#### Page excerpt

In order to obtain more relevant results from a query, I'm going to ensemble the results from different similarity modules (e.g. BM25, DFR, DFI, and IB).
Link to Similarity Modules
The ideal case is if I could say for example "\alpha_1 * BM25 + ... + \alpha_4 * IB" as the unified relevance score to be computed in the ElasticSearch. Is there any way to do that?
I'm aware of the "scripted" similarity module, but the question is can I use prebuilt similarity modules and not implement them from scratch as a script in JSON? So, just say "\alpha_1 * BM25 + ... + \alpha_4 * IB" where \alpha_i is a weight for each similarity model.
Furthermore, as far as I have checked, there is no way to do such a thing in a single index (if we use prebuilt similarity models), is it true? I mean for each similarity model we need a new index of the same data.
So, the solution I've come up with was to create multiple indices each with a unique similarity model, obtaining the results from each, and then combine them with a function F(score_1, ..., score_4). This works well but I need to handle pagination/sorting myself upon merging the results from different similarity modules.

########

Aim a. Write out the lines of the entries again, substituting "coordinates" for "positions" and changing nothing else, and leave the pictures out.
The post on combining similarity modules and the entries that come after it are separate material.

#### Data records

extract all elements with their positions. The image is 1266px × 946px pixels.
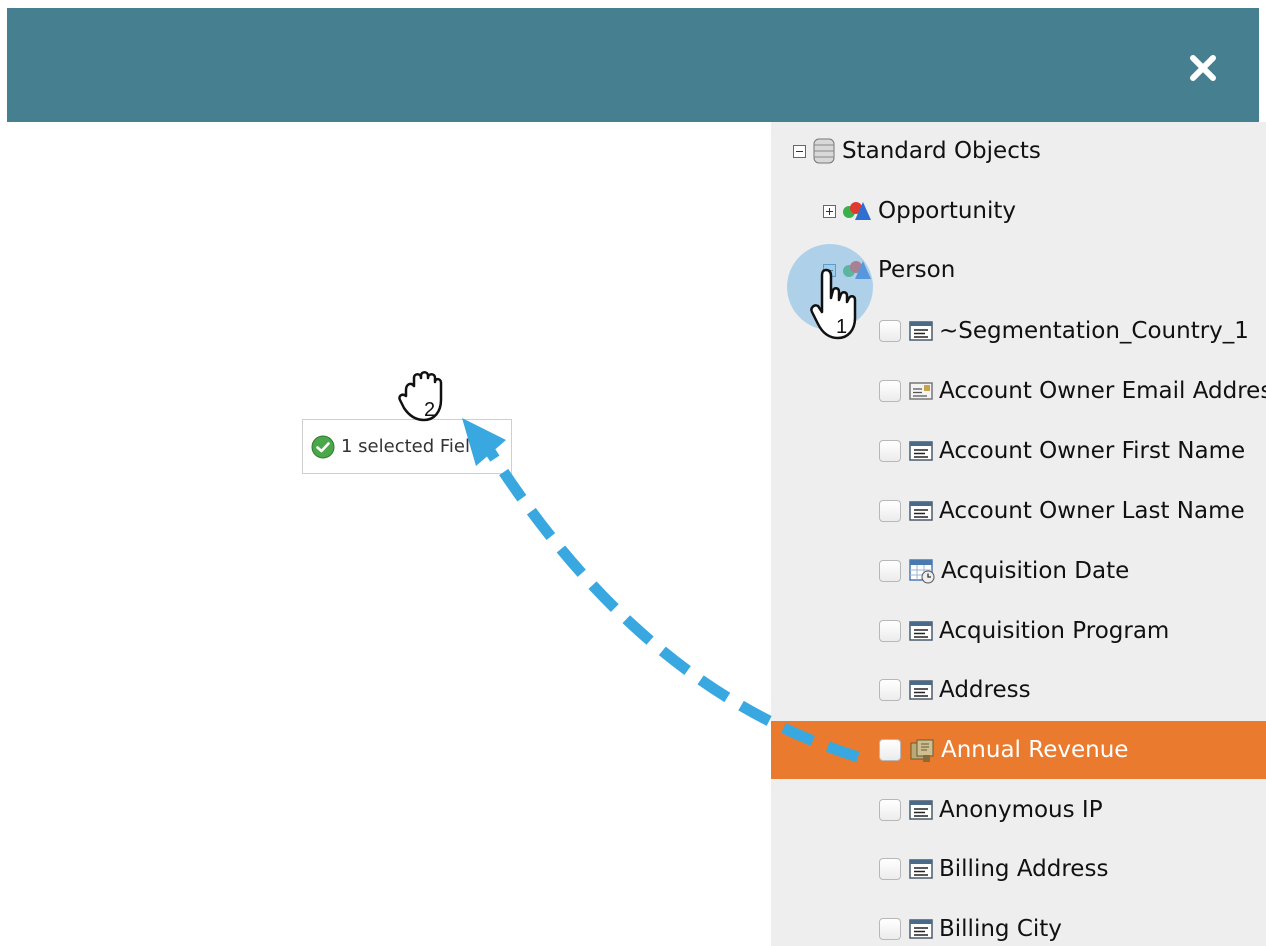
drag-arrowhead	[462, 418, 506, 466]
drag-arrow	[483, 445, 860, 763]
step-2-label: 2	[424, 399, 435, 421]
tutorial-overlay: 1 2	[398, 268, 860, 763]
pointer-hand-icon	[810, 268, 857, 340]
step-1-label: 1	[836, 316, 847, 338]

########

Aim b. Repeat the post on combining similarity modules word for word, from "I'm aware of" to "each similarity model.".

Written response a.
extract all elements with their coordinates. The image is 1266px × 946px pixels.
drag-arrowhead	[462, 418, 506, 466]
drag-arrow	[483, 445, 860, 763]
step-2-label: 2	[424, 399, 435, 421]
tutorial-overlay: 1 2	[398, 268, 860, 763]
pointer-hand-icon	[810, 268, 857, 340]
step-1-label: 1	[836, 316, 847, 338]

Written response b.
I'm aware of the "scripted" similarity module, but the question is can I use prebuilt similarity modules and not implement them from scratch as a script in JSON? So, just say "\alpha_1 * BM25 + ... + \alpha_4 * IB" where \alpha_i is a weight for each similarity model.